[Excerpt from a dataset]
────────────────────

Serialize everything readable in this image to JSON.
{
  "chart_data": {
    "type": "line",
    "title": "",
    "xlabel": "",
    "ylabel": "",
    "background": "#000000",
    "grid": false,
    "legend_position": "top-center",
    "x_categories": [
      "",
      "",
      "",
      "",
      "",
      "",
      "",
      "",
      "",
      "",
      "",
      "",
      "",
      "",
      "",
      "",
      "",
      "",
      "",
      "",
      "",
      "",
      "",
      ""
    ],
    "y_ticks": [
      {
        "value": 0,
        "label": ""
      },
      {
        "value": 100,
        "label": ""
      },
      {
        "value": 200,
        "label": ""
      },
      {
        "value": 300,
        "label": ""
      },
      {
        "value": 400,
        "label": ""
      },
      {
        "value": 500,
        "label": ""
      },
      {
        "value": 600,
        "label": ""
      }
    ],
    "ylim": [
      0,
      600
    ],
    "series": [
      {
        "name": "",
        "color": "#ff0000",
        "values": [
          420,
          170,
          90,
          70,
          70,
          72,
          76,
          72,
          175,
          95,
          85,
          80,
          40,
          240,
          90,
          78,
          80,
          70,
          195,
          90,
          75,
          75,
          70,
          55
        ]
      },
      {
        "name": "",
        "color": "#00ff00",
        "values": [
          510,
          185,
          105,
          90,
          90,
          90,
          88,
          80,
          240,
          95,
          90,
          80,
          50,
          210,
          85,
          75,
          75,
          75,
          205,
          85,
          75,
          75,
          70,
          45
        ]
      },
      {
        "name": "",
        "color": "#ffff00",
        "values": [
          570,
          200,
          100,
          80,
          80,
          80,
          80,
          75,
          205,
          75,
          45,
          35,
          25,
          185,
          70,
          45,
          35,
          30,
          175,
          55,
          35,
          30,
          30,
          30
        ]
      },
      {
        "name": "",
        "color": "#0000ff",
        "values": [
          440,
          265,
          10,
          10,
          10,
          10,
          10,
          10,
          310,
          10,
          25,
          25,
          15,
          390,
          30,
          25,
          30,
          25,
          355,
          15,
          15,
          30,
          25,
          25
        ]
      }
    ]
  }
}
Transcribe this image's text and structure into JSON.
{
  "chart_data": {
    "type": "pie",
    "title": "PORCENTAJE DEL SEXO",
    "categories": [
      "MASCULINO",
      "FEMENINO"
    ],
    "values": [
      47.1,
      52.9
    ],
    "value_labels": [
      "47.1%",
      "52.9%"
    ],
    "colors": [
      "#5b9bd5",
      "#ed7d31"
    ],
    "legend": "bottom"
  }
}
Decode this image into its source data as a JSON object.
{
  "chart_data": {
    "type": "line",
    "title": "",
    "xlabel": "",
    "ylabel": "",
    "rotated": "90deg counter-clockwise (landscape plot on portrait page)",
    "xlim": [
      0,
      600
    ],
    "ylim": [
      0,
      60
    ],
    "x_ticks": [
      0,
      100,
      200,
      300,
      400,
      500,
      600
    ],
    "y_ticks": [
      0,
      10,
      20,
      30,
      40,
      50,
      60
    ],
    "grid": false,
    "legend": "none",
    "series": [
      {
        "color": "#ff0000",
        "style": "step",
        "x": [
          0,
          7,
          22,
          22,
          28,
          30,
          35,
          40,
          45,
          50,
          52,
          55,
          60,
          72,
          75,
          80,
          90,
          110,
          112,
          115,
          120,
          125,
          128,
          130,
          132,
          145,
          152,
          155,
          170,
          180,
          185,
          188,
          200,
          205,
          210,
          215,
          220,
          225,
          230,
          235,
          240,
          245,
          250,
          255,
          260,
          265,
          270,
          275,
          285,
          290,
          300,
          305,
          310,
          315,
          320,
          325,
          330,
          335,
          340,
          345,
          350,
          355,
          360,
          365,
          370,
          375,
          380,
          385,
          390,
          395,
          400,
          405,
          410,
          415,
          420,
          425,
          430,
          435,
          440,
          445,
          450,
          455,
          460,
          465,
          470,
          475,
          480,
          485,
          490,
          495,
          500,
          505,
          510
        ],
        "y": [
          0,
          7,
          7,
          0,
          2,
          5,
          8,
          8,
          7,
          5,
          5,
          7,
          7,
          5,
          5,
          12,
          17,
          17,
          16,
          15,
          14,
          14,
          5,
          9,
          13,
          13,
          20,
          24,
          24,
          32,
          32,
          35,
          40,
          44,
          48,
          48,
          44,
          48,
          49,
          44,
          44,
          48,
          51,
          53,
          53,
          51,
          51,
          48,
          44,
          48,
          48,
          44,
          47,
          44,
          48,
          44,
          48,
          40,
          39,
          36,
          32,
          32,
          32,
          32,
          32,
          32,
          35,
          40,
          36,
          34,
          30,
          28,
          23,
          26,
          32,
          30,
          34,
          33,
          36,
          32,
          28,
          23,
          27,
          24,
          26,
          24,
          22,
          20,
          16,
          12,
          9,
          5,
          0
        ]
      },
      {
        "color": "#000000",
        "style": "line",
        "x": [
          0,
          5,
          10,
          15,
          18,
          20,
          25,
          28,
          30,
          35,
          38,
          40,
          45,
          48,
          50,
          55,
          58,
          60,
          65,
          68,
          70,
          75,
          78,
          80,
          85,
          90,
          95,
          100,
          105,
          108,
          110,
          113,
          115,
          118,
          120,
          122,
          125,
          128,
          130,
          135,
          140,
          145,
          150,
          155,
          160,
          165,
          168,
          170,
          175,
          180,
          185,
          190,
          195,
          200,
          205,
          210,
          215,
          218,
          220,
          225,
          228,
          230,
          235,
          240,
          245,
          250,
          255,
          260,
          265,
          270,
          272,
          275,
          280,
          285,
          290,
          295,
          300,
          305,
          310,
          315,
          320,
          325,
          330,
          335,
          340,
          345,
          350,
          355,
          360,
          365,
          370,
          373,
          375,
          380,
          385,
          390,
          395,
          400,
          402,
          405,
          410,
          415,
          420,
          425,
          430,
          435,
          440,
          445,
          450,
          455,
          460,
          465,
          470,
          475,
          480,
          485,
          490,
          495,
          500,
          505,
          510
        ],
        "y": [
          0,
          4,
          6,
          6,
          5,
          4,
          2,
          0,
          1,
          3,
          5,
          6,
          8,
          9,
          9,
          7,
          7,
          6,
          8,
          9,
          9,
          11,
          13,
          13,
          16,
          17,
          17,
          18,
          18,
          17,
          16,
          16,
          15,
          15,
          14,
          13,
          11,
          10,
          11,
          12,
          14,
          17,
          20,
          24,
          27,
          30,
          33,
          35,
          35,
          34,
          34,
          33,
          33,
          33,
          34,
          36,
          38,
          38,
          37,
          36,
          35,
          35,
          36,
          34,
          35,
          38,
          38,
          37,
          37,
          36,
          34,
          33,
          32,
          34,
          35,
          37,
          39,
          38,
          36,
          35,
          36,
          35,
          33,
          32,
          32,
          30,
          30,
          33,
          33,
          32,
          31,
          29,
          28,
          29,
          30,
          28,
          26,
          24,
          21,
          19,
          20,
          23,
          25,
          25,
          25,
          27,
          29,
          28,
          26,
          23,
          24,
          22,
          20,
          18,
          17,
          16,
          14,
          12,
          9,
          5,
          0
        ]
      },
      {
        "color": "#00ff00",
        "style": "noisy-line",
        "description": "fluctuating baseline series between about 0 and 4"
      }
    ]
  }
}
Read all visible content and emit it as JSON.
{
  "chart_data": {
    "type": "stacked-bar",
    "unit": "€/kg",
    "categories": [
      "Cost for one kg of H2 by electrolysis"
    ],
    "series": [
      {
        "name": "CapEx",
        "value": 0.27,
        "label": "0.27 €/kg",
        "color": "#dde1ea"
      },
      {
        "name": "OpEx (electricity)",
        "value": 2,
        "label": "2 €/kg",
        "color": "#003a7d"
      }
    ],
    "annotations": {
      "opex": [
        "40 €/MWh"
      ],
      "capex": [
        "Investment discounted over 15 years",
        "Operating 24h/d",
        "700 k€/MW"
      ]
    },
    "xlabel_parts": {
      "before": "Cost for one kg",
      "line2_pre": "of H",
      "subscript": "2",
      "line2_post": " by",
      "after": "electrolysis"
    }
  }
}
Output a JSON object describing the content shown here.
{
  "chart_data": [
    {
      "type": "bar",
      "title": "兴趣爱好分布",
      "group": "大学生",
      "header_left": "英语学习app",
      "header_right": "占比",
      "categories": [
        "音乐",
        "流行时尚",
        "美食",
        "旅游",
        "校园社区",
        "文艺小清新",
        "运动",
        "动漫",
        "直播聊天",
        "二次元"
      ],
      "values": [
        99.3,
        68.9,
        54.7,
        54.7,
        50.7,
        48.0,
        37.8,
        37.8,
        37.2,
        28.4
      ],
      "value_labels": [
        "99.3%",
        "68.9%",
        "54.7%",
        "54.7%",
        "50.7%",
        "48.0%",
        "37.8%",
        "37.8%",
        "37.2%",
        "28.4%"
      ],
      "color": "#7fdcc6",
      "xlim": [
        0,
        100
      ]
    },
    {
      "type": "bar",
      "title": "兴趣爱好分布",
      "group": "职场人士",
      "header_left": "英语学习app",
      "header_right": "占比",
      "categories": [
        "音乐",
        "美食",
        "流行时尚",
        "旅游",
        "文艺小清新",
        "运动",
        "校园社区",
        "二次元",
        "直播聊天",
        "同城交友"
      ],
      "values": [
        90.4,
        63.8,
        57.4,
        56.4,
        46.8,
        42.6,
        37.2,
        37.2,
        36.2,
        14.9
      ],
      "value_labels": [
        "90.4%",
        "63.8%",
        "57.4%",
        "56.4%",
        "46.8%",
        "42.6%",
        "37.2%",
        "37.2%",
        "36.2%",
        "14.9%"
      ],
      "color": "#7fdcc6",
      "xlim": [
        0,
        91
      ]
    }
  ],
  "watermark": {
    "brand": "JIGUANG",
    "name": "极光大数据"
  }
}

────────────────────

To do
Find the lines containing "Cost" and list every one of them.

Result of the exercise
      "Cost for one kg of H2 by electrolysis"
      "before": "Cost for one kg",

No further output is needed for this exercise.